Exercise ▸ Gather every line below where "peak" appears.

BEGIN Dataset excerpts

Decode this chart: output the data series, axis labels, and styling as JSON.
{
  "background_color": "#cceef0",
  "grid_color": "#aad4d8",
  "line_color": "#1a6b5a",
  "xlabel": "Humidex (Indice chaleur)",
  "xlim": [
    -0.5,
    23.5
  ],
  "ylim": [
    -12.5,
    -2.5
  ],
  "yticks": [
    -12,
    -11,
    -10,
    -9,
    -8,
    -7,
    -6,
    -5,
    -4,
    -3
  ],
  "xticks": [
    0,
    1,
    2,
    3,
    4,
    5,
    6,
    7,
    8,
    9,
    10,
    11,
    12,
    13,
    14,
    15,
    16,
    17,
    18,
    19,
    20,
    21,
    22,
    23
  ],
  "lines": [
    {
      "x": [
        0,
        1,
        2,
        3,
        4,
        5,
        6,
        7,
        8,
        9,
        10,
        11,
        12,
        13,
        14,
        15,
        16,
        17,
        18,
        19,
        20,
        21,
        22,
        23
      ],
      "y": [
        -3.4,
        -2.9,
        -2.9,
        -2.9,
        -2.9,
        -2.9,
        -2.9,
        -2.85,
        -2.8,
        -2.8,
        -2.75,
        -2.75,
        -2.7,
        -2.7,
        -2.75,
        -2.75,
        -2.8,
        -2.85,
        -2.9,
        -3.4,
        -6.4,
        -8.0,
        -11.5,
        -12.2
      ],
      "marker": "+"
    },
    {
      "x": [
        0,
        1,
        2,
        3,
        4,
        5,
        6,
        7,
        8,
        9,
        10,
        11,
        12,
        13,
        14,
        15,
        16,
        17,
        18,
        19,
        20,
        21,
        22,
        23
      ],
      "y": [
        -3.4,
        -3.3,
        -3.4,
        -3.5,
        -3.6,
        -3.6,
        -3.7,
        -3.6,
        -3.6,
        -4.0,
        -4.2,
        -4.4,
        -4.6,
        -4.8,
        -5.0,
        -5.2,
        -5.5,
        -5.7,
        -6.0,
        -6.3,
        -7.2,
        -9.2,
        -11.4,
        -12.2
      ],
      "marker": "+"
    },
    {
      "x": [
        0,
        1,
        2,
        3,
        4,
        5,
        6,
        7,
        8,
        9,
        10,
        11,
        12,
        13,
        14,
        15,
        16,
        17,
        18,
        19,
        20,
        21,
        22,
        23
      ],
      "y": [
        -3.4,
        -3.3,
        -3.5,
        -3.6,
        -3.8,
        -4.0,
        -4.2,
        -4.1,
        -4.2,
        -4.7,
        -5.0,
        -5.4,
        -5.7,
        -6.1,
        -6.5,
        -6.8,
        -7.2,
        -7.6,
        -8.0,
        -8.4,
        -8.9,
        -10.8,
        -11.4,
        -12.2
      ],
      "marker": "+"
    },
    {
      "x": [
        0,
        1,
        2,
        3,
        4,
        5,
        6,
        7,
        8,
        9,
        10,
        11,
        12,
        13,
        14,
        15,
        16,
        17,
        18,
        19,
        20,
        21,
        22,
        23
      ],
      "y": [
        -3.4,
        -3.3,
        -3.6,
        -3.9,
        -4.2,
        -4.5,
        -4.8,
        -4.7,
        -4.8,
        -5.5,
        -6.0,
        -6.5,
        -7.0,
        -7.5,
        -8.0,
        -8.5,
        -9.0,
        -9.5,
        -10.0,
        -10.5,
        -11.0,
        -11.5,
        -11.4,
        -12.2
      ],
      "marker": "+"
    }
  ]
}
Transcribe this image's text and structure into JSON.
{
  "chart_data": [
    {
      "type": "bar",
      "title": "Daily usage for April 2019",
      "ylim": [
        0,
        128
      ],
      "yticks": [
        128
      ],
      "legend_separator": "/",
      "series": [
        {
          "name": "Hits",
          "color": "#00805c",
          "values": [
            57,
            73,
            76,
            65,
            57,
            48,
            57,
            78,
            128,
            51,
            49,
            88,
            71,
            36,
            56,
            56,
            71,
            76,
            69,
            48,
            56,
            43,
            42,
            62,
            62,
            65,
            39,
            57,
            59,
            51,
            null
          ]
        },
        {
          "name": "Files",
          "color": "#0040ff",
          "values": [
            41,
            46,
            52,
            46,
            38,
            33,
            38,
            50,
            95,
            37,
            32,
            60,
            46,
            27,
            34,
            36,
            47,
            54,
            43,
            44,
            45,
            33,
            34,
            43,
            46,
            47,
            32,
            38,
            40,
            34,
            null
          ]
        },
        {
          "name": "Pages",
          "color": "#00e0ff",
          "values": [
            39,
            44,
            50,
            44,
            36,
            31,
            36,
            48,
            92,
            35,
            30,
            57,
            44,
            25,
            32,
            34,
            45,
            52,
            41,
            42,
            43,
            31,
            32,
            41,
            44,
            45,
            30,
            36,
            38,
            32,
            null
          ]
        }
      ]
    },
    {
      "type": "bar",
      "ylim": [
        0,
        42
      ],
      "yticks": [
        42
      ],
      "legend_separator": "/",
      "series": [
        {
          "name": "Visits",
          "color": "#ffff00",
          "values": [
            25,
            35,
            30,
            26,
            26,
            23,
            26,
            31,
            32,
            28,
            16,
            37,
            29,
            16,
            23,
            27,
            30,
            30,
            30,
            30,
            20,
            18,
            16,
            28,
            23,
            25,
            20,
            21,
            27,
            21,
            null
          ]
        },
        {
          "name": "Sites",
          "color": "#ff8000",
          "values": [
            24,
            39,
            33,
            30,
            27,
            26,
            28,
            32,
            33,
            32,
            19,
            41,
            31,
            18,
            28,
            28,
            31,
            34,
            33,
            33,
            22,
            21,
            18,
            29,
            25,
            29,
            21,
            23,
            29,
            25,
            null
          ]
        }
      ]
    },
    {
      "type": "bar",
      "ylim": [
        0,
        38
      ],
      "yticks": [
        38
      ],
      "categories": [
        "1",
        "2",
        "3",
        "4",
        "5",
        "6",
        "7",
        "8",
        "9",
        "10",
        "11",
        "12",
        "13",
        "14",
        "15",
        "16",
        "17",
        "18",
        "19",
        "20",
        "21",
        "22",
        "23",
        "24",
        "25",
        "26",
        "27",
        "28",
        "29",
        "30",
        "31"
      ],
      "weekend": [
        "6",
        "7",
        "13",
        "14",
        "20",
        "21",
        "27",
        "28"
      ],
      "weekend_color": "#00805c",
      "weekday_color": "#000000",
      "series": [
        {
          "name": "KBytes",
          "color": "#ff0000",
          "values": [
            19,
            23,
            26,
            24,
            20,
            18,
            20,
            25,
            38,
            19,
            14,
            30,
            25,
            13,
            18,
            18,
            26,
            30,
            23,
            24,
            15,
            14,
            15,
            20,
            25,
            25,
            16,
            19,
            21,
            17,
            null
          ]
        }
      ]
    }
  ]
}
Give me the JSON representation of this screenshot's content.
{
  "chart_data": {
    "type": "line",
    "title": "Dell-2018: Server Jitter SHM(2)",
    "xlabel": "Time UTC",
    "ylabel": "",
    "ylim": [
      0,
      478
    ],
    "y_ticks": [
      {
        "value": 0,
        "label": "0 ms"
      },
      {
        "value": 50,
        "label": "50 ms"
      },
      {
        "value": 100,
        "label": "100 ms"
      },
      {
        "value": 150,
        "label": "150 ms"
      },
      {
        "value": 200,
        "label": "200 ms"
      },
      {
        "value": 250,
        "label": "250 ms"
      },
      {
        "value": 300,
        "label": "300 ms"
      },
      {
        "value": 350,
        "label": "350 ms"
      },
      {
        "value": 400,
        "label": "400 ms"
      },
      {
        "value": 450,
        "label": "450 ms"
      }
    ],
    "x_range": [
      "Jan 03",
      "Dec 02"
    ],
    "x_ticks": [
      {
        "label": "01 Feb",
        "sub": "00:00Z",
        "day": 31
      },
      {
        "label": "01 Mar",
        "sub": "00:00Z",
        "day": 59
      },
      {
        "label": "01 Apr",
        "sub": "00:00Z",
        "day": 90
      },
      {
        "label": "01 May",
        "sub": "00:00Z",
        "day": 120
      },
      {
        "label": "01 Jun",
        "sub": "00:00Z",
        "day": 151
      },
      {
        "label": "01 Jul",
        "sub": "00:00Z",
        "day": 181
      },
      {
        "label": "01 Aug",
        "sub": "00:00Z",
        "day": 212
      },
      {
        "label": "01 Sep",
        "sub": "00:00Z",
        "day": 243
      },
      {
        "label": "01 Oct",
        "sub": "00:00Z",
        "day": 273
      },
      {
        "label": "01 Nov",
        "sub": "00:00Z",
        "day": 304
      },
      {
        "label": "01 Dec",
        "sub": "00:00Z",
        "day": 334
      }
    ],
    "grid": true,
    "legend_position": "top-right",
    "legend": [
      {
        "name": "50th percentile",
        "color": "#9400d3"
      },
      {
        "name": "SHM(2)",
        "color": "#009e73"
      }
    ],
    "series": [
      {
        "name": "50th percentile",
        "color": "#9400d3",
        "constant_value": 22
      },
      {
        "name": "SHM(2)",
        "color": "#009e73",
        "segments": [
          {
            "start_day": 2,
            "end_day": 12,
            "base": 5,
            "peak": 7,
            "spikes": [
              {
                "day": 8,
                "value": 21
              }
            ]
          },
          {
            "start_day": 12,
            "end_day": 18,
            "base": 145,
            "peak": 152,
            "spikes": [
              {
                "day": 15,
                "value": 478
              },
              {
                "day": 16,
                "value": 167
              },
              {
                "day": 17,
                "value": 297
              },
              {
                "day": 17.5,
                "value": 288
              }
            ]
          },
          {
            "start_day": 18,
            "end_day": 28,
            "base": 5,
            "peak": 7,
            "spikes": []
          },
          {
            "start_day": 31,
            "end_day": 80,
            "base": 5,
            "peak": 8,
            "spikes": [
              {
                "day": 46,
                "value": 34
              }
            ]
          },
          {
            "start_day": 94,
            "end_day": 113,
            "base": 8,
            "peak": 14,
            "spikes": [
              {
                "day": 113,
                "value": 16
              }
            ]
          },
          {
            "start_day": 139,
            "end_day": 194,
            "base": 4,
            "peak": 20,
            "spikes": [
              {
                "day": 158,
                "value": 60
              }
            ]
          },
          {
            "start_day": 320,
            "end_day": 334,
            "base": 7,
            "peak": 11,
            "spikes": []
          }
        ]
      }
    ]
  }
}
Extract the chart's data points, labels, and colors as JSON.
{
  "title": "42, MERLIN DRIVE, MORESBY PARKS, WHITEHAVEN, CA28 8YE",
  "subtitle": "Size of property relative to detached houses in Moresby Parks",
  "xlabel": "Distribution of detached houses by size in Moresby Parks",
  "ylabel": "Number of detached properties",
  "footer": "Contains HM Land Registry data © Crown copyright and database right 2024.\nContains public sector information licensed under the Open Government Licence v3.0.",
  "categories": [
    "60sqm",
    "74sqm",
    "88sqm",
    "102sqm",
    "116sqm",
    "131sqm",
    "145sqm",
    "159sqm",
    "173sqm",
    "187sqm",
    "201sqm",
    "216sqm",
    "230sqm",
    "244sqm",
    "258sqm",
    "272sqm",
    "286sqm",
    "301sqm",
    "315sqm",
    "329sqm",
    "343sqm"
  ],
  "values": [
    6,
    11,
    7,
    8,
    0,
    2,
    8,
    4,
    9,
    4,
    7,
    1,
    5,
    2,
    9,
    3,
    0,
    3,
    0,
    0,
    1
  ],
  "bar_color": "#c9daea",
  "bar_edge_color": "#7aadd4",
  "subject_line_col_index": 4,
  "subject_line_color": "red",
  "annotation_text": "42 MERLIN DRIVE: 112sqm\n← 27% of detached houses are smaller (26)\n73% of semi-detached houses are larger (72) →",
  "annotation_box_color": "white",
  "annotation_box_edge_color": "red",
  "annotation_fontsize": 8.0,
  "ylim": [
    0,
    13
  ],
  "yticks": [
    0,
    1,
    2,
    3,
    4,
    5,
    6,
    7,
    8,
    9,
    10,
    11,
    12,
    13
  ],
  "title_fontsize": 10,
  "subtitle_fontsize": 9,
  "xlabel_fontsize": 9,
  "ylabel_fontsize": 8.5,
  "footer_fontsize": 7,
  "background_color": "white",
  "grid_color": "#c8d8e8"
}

END Dataset excerpts

Answer for this exercise ▸
            "peak": 7,
            "peak": 152,
            "peak": 7,
            "peak": 8,
            "peak": 14,
            "peak": 20,
            "peak": 11,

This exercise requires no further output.